- _Given task_: Under this task are some entries; return every one of them exactly.

Collected data entries
'''
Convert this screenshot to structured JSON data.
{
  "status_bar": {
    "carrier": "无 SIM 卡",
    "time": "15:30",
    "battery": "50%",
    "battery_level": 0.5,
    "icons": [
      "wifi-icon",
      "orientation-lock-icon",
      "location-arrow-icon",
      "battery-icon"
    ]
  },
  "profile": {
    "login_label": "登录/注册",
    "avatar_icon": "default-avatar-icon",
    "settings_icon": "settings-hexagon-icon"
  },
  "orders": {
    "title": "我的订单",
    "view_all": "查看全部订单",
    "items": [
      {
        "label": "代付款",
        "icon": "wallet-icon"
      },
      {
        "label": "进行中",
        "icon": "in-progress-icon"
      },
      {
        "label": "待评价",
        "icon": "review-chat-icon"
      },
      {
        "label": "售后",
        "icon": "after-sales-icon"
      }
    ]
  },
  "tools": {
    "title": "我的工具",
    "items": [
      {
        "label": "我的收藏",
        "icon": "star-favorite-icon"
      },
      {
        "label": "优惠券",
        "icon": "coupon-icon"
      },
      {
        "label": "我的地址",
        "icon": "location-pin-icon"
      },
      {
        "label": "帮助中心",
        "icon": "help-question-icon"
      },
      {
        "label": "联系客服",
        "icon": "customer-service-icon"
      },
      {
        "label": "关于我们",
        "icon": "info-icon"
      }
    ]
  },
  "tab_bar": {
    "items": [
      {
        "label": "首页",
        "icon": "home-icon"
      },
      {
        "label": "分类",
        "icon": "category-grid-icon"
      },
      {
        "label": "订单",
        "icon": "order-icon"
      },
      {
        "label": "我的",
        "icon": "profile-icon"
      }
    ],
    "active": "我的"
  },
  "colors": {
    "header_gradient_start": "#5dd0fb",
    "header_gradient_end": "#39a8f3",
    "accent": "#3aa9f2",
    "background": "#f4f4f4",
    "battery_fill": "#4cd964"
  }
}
'''
- _Result for this exercise_:
Convert this screenshot to structured JSON data.
{
  "status_bar": {
    "carrier": "无 SIM 卡",
    "time": "15:30",
    "battery": "50%",
    "battery_level": 0.5,
    "icons": [
      "wifi-icon",
      "orientation-lock-icon",
      "location-arrow-icon",
      "battery-icon"
    ]
  },
  "profile": {
    "login_label": "登录/注册",
    "avatar_icon": "default-avatar-icon",
    "settings_icon": "settings-hexagon-icon"
  },
  "orders": {
    "title": "我的订单",
    "view_all": "查看全部订单",
    "items": [
      {
        "label": "代付款",
        "icon": "wallet-icon"
      },
      {
        "label": "进行中",
        "icon": "in-progress-icon"
      },
      {
        "label": "待评价",
        "icon": "review-chat-icon"
      },
      {
        "label": "售后",
        "icon": "after-sales-icon"
      }
    ]
  },
  "tools": {
    "title": "我的工具",
    "items": [
      {
        "label": "我的收藏",
        "icon": "star-favorite-icon"
      },
      {
        "label": "优惠券",
        "icon": "coupon-icon"
      },
      {
        "label": "我的地址",
        "icon": "location-pin-icon"
      },
      {
        "label": "帮助中心",
        "icon": "help-question-icon"
      },
      {
        "label": "联系客服",
        "icon": "customer-service-icon"
      },
      {
        "label": "关于我们",
        "icon": "info-icon"
      }
    ]
  },
  "tab_bar": {
    "items": [
      {
        "label": "首页",
        "icon": "home-icon"
      },
      {
        "label": "分类",
        "icon": "category-grid-icon"
      },
      {
        "label": "订单",
        "icon": "order-icon"
      },
      {
        "label": "我的",
        "icon": "profile-icon"
      }
    ],
    "active": "我的"
  },
  "colors": {
    "header_gradient_start": "#5dd0fb",
    "header_gradient_end": "#39a8f3",
    "accent": "#3aa9f2",
    "background": "#f4f4f4",
    "battery_fill": "#4cd964"
  }
}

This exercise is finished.